■ Instructions for the task
Repeat the records verbatim and leave the pictures out of your copy.

Collection entries:

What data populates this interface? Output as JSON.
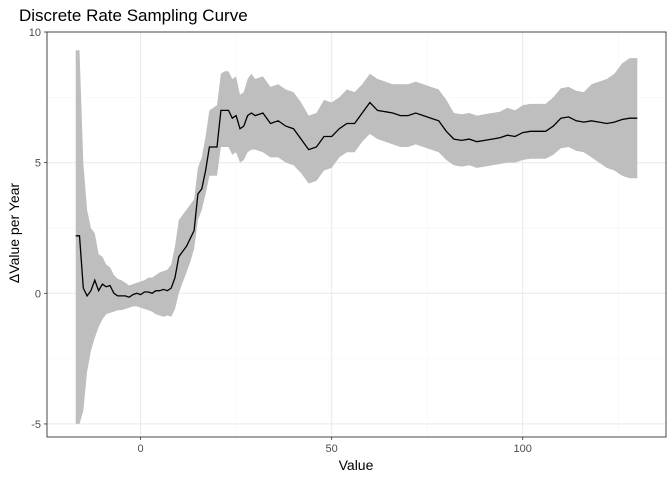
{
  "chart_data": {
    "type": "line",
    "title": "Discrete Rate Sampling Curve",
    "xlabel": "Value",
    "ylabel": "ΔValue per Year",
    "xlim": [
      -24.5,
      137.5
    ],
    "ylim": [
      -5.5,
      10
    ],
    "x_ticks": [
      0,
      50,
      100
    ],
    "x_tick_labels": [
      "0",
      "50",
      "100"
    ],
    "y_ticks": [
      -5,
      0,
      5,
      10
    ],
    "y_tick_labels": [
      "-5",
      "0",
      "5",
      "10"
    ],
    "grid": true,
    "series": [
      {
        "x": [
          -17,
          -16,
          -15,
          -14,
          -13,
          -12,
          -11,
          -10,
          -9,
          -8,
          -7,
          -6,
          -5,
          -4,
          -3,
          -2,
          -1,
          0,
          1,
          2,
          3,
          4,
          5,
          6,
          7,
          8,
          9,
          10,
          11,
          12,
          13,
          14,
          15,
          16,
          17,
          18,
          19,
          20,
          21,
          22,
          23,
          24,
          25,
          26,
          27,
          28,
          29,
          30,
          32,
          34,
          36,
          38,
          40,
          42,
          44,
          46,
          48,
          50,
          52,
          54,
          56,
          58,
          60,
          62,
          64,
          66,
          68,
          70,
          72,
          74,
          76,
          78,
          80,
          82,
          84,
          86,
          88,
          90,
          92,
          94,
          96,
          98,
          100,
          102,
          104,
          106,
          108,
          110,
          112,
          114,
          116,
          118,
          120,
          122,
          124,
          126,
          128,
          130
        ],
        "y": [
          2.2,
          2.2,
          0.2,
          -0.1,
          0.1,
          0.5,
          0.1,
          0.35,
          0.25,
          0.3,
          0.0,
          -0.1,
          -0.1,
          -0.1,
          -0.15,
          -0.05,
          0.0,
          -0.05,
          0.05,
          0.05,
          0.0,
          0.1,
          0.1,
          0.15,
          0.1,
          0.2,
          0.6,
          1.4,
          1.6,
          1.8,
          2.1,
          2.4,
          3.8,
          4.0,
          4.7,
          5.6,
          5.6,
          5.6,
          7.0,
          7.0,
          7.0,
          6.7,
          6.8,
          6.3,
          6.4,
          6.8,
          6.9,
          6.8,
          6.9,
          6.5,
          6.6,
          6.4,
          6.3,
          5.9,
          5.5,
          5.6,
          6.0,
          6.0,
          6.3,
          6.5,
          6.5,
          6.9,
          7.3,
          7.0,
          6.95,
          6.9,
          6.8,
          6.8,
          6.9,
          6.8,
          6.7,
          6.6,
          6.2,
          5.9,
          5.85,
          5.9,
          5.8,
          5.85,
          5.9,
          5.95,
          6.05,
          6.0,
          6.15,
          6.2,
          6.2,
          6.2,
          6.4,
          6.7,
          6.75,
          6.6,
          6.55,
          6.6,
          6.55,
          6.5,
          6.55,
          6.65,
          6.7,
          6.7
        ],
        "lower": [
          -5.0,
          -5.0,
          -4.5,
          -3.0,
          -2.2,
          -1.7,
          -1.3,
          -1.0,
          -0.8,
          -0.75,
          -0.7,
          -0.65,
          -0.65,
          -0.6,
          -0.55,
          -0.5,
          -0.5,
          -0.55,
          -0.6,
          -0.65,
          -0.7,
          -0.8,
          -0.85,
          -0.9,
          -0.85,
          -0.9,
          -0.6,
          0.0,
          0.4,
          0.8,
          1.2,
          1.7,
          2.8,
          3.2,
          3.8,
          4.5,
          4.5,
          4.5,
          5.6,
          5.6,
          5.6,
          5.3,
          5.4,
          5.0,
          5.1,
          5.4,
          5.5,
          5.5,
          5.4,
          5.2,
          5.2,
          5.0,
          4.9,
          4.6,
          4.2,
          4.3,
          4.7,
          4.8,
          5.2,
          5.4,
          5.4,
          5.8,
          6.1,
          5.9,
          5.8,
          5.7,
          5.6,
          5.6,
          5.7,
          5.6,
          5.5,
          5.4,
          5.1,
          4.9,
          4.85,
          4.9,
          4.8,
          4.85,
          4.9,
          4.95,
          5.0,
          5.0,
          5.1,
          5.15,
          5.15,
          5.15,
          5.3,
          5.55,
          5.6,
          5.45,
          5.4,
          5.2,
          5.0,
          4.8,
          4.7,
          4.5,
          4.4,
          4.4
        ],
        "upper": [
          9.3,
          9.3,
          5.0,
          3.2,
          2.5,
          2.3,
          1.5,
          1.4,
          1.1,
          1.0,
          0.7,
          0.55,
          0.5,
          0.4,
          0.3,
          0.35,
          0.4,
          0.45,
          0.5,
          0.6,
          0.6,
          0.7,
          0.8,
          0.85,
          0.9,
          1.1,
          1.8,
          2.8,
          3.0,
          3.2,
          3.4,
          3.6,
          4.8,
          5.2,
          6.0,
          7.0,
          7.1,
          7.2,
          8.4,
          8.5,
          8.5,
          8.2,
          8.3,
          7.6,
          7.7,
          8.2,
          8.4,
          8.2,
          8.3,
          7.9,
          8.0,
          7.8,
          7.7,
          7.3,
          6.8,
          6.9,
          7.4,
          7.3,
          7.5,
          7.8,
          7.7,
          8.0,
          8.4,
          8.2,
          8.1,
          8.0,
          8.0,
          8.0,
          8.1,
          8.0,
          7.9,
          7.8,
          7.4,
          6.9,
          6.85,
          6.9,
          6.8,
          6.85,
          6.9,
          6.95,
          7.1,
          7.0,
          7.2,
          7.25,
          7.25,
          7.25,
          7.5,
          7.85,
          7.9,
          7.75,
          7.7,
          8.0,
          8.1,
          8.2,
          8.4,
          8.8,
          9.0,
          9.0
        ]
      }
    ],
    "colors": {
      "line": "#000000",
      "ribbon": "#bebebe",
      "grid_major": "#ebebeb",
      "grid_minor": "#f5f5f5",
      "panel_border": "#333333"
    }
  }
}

■ Output of the exercise
What data populates this interface? Output as JSON.
{
  "chart_data": {
    "type": "line",
    "title": "Discrete Rate Sampling Curve",
    "xlabel": "Value",
    "ylabel": "ΔValue per Year",
    "xlim": [
      -24.5,
      137.5
    ],
    "ylim": [
      -5.5,
      10
    ],
    "x_ticks": [
      0,
      50,
      100
    ],
    "x_tick_labels": [
      "0",
      "50",
      "100"
    ],
    "y_ticks": [
      -5,
      0,
      5,
      10
    ],
    "y_tick_labels": [
      "-5",
      "0",
      "5",
      "10"
    ],
    "grid": true,
    "series": [
      {
        "x": [
          -17,
          -16,
          -15,
          -14,
          -13,
          -12,
          -11,
          -10,
          -9,
          -8,
          -7,
          -6,
          -5,
          -4,
          -3,
          -2,
          -1,
          0,
          1,
          2,
          3,
          4,
          5,
          6,
          7,
          8,
          9,
          10,
          11,
          12,
          13,
          14,
          15,
          16,
          17,
          18,
          19,
          20,
          21,
          22,
          23,
          24,
          25,
          26,
          27,
          28,
          29,
          30,
          32,
          34,
          36,
          38,
          40,
          42,
          44,
          46,
          48,
          50,
          52,
          54,
          56,
          58,
          60,
          62,
          64,
          66,
          68,
          70,
          72,
          74,
          76,
          78,
          80,
          82,
          84,
          86,
          88,
          90,
          92,
          94,
          96,
          98,
          100,
          102,
          104,
          106,
          108,
          110,
          112,
          114,
          116,
          118,
          120,
          122,
          124,
          126,
          128,
          130
        ],
        "y": [
          2.2,
          2.2,
          0.2,
          -0.1,
          0.1,
          0.5,
          0.1,
          0.35,
          0.25,
          0.3,
          0.0,
          -0.1,
          -0.1,
          -0.1,
          -0.15,
          -0.05,
          0.0,
          -0.05,
          0.05,
          0.05,
          0.0,
          0.1,
          0.1,
          0.15,
          0.1,
          0.2,
          0.6,
          1.4,
          1.6,
          1.8,
          2.1,
          2.4,
          3.8,
          4.0,
          4.7,
          5.6,
          5.6,
          5.6,
          7.0,
          7.0,
          7.0,
          6.7,
          6.8,
          6.3,
          6.4,
          6.8,
          6.9,
          6.8,
          6.9,
          6.5,
          6.6,
          6.4,
          6.3,
          5.9,
          5.5,
          5.6,
          6.0,
          6.0,
          6.3,
          6.5,
          6.5,
          6.9,
          7.3,
          7.0,
          6.95,
          6.9,
          6.8,
          6.8,
          6.9,
          6.8,
          6.7,
          6.6,
          6.2,
          5.9,
          5.85,
          5.9,
          5.8,
          5.85,
          5.9,
          5.95,
          6.05,
          6.0,
          6.15,
          6.2,
          6.2,
          6.2,
          6.4,
          6.7,
          6.75,
          6.6,
          6.55,
          6.6,
          6.55,
          6.5,
          6.55,
          6.65,
          6.7,
          6.7
        ],
        "lower": [
          -5.0,
          -5.0,
          -4.5,
          -3.0,
          -2.2,
          -1.7,
          -1.3,
          -1.0,
          -0.8,
          -0.75,
          -0.7,
          -0.65,
          -0.65,
          -0.6,
          -0.55,
          -0.5,
          -0.5,
          -0.55,
          -0.6,
          -0.65,
          -0.7,
          -0.8,
          -0.85,
          -0.9,
          -0.85,
          -0.9,
          -0.6,
          0.0,
          0.4,
          0.8,
          1.2,
          1.7,
          2.8,
          3.2,
          3.8,
          4.5,
          4.5,
          4.5,
          5.6,
          5.6,
          5.6,
          5.3,
          5.4,
          5.0,
          5.1,
          5.4,
          5.5,
          5.5,
          5.4,
          5.2,
          5.2,
          5.0,
          4.9,
          4.6,
          4.2,
          4.3,
          4.7,
          4.8,
          5.2,
          5.4,
          5.4,
          5.8,
          6.1,
          5.9,
          5.8,
          5.7,
          5.6,
          5.6,
          5.7,
          5.6,
          5.5,
          5.4,
          5.1,
          4.9,
          4.85,
          4.9,
          4.8,
          4.85,
          4.9,
          4.95,
          5.0,
          5.0,
          5.1,
          5.15,
          5.15,
          5.15,
          5.3,
          5.55,
          5.6,
          5.45,
          5.4,
          5.2,
          5.0,
          4.8,
          4.7,
          4.5,
          4.4,
          4.4
        ],
        "upper": [
          9.3,
          9.3,
          5.0,
          3.2,
          2.5,
          2.3,
          1.5,
          1.4,
          1.1,
          1.0,
          0.7,
          0.55,
          0.5,
          0.4,
          0.3,
          0.35,
          0.4,
          0.45,
          0.5,
          0.6,
          0.6,
          0.7,
          0.8,
          0.85,
          0.9,
          1.1,
          1.8,
          2.8,
          3.0,
          3.2,
          3.4,
          3.6,
          4.8,
          5.2,
          6.0,
          7.0,
          7.1,
          7.2,
          8.4,
          8.5,
          8.5,
          8.2,
          8.3,
          7.6,
          7.7,
          8.2,
          8.4,
          8.2,
          8.3,
          7.9,
          8.0,
          7.8,
          7.7,
          7.3,
          6.8,
          6.9,
          7.4,
          7.3,
          7.5,
          7.8,
          7.7,
          8.0,
          8.4,
          8.2,
          8.1,
          8.0,
          8.0,
          8.0,
          8.1,
          8.0,
          7.9,
          7.8,
          7.4,
          6.9,
          6.85,
          6.9,
          6.8,
          6.85,
          6.9,
          6.95,
          7.1,
          7.0,
          7.2,
          7.25,
          7.25,
          7.25,
          7.5,
          7.85,
          7.9,
          7.75,
          7.7,
          8.0,
          8.1,
          8.2,
          8.4,
          8.8,
          9.0,
          9.0
        ]
      }
    ],
    "colors": {
      "line": "#000000",
      "ribbon": "#bebebe",
      "grid_major": "#ebebeb",
      "grid_minor": "#f5f5f5",
      "panel_border": "#333333"
    }
  }
}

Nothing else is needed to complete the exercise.